Pourtant, parce que ces initiatives utilisent des données strictement recueillies auprès des populations de patients aux États-Unis, leur applicabilité est limitée, en particulier au niveau mondial. La biologie humaine varie considérablement à l’intérieur des populations et entre les populations, en partie en raison de différences génétiques qui sont elles-mêmes influencées par des facteurs environnementaux et d’autres tendances à long terme telles que l’isolement, la migration, la charge de morbidité historique, etc. L’anémie falciforme, les maladies génétiques ashkénazes et la fibrose kystique ne sont que trois exemples des nombreuses maladies avec des corrélations spécifiques à la population.
Ces variations de la physiologie individuelle signifient que ce qui fonctionne pour un sous-groupe peut ne pas fonctionner aussi bien pour un autre, et que nous devrions jeter le filet pour les données du monde réel aussi largement que possible. Néanmoins, l’Europe a pris du retard sur les États-Unis en mettant à disposition à grande échelle des données anonymes du monde réel.

Données d'analyse structurée de pages:
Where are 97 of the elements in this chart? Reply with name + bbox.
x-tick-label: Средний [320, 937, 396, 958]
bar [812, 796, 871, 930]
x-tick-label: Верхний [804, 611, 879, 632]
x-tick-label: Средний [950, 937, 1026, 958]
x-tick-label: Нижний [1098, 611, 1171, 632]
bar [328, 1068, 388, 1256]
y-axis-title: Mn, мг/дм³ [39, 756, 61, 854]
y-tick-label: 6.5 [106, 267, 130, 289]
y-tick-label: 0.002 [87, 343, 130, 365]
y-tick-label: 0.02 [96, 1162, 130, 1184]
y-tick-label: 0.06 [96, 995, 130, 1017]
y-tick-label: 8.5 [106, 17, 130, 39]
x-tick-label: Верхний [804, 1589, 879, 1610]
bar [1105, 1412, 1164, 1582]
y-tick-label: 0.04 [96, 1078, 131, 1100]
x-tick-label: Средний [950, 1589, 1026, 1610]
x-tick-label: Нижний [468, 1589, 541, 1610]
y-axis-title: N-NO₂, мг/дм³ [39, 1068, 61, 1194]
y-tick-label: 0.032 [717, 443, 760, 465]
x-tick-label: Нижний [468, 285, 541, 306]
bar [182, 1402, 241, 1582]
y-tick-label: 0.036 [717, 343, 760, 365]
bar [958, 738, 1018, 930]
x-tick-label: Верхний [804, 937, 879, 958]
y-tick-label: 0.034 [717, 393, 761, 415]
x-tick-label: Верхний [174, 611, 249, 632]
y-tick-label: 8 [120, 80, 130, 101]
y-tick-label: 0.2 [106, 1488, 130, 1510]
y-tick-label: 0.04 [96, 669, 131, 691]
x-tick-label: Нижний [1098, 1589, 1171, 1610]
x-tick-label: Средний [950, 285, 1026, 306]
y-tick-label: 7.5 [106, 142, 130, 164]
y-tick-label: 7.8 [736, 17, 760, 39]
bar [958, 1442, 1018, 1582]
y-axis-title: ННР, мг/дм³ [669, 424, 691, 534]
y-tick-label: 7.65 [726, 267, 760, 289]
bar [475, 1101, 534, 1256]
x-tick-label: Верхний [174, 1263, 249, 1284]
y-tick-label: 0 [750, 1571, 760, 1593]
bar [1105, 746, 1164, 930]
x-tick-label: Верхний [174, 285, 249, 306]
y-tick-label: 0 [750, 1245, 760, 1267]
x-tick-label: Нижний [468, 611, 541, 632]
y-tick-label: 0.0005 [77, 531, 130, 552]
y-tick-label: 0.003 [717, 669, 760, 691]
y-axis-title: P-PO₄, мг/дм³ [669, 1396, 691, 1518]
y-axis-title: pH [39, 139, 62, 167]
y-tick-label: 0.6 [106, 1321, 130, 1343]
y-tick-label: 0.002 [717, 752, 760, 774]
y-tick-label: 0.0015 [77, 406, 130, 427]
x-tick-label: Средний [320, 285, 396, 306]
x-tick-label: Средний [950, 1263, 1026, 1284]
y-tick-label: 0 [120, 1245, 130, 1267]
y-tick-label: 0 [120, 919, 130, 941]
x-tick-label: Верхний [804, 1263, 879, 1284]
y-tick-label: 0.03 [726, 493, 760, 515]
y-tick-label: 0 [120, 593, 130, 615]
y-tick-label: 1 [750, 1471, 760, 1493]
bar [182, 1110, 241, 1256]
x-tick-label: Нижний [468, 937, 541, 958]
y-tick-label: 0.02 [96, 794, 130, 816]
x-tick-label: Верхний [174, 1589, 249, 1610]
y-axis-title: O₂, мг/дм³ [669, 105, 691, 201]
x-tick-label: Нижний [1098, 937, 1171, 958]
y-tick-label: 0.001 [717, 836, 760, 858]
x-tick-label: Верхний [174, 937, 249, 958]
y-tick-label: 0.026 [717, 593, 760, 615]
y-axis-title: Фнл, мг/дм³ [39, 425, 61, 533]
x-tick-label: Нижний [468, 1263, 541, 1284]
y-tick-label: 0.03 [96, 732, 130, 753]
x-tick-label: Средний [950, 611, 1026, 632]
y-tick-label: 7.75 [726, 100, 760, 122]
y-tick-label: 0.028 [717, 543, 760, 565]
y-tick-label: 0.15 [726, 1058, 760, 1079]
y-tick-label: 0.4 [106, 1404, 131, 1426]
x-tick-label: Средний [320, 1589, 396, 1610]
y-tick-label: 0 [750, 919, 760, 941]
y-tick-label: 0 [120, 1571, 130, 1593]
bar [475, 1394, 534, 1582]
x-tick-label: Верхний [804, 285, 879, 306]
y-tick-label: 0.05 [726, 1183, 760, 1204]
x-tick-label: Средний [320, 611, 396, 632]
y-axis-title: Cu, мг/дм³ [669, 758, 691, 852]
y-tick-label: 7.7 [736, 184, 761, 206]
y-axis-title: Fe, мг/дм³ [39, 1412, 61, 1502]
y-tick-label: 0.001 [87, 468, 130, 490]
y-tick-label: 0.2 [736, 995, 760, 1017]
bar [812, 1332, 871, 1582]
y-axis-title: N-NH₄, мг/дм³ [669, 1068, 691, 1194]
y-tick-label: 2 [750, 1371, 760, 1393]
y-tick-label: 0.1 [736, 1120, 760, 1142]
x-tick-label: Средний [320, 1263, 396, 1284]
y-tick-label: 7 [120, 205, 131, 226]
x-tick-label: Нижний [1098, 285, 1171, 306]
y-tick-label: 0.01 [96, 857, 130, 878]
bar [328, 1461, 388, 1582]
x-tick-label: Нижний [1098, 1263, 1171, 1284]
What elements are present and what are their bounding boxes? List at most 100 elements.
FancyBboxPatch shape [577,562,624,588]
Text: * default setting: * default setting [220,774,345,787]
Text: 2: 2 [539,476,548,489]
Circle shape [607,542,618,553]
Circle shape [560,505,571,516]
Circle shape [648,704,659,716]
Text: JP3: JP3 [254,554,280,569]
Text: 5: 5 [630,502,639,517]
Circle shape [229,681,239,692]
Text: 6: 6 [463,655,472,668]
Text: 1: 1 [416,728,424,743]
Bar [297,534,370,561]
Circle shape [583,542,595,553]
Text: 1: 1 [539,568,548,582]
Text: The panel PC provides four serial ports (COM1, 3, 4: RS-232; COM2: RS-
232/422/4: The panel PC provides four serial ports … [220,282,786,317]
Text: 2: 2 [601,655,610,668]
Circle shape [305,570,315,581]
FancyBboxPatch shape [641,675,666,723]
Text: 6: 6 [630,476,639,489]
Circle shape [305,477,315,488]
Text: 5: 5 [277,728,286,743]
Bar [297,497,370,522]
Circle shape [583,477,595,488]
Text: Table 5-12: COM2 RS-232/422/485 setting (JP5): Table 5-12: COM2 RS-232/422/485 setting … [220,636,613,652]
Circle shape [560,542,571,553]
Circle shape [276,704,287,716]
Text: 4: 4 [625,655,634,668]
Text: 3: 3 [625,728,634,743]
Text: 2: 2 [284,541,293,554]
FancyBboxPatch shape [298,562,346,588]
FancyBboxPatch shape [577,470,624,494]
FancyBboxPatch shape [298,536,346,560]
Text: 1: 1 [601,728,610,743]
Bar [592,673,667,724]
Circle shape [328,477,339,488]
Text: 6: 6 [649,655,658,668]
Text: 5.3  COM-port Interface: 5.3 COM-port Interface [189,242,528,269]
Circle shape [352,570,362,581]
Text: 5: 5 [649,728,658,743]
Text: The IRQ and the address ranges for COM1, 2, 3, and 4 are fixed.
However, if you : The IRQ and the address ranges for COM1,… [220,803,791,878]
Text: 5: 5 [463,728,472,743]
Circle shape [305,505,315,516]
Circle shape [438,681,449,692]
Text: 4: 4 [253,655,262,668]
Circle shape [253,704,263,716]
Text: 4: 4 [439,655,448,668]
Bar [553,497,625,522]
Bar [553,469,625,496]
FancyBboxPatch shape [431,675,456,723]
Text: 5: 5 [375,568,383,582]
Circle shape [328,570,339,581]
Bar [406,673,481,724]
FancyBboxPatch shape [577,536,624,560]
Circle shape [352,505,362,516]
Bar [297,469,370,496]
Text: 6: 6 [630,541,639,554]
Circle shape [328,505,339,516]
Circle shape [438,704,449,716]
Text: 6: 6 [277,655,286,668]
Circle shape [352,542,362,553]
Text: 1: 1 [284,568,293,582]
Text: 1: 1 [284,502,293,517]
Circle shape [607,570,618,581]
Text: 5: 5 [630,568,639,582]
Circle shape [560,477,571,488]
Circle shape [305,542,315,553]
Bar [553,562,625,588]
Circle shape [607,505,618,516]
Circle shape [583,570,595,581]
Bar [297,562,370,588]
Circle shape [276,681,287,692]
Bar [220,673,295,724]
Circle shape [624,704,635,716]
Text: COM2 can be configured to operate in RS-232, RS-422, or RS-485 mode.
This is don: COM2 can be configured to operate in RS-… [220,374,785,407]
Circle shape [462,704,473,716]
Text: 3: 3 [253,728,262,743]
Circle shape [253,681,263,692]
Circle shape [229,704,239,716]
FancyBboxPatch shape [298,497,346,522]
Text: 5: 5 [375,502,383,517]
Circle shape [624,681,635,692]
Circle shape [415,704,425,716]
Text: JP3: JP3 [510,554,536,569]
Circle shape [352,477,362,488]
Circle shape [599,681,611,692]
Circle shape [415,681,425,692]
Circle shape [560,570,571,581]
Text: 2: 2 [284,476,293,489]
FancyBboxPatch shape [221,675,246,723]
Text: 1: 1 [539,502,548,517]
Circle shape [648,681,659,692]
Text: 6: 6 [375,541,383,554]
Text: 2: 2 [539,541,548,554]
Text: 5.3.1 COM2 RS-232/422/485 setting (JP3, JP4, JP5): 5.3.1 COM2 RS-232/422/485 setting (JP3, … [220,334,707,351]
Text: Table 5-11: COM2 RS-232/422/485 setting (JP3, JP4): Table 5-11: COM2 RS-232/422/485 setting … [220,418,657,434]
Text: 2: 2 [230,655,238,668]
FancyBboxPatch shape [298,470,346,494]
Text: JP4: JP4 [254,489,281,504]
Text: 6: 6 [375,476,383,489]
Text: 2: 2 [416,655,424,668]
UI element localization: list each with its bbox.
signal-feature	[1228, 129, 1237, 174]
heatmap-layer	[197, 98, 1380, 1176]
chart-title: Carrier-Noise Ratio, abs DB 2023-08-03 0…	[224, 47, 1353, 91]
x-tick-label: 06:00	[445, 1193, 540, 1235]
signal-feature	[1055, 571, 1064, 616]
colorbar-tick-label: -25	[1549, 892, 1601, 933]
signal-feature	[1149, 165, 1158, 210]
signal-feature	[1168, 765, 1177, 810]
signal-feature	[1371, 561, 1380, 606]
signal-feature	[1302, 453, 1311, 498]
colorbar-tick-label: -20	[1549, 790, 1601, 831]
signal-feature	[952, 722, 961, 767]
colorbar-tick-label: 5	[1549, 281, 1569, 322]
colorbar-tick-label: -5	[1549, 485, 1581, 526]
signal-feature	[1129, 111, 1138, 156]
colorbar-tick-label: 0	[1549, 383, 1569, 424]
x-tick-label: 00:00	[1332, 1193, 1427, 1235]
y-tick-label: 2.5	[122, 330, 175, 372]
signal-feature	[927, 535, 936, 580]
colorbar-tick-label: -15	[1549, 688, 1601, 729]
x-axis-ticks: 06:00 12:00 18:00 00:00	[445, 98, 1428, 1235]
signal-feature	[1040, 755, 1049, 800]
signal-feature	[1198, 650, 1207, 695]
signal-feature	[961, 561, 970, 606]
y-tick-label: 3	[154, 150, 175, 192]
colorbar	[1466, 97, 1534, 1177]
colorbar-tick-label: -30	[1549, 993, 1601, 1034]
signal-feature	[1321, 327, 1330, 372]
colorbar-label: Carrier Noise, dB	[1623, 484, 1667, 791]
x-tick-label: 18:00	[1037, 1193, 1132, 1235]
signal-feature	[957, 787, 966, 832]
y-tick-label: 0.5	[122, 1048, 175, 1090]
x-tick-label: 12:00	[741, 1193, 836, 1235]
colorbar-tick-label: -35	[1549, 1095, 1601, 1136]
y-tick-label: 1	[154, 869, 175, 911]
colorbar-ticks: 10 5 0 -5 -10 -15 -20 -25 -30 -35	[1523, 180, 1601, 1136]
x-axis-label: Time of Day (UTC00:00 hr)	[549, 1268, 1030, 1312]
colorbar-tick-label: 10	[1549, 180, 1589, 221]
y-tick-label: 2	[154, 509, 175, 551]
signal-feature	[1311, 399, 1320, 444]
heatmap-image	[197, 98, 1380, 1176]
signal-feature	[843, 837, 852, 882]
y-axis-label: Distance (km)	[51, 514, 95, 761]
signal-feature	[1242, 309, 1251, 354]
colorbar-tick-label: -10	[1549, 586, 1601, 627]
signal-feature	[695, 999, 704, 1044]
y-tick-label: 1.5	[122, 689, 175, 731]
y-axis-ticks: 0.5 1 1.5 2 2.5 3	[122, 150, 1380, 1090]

TÂCHE À TRAITER: Poursuivez l'extrait sur les données de santé du monde réel en reprenant juste après sa dernière phrase.

VOTRE RÉPONSE:
Cet échec provient en partie de préoccupations compréhensibles concernant la confidentialité des patients et la propriété des données. Pour répondre à ces préoccupations, nous devons prendre toutes les précautions nécessaires pour nous prémunir contre l’utilisation abusive des données, en établissant des règles de portée véritablement mondiale. Les autorités sanitaires doivent normaliser les directives sur la collecte et l’utilisation des données du monde réel, ainsi qu’établir des normes internationales pour le partage de la recherche génomique. À cette fin, les sociétés pharmaceutiques et d’autres parties prenantes majeures du secteur des soins de santé travaillent avec les régulateurs de l’UE, la Food and Drug Administration des États-Unis et d’autres autorités sanitaires du monde entier pour déterminer comment les chercheurs peuvent utiliser les données en toute sécurité, tout en respectant les valeurs fondamentales de la vie privée des patients et de la responsabilité des prestataires.
Des percées récentes dans la recherche médicale offrent un aperçu alléchant de ce qui est possible si nous obtenons le bon dosage de politiques. Depuis l’acquisition d’une base de données avec des données anonymisées pour 2,2 millions de patients cancéreux, les chercheurs de Roche ont développé un système de notation pronostique pour prédire comment les patients réagiraient aux différentes options de traitement du cancer, en fonction d’une série de facteurs. Une autre initiative nous permet de prédire les effets indésirables probables des traitements d’immunothérapie chez les patients atteints de troubles auto-immunes. C’est une évolution remarquable dans le domaine, étant donné que les patients qui souffrent de telles réactions représentent un minuscule pourcentage de sujets dans les essais cliniques de nouveaux traitements.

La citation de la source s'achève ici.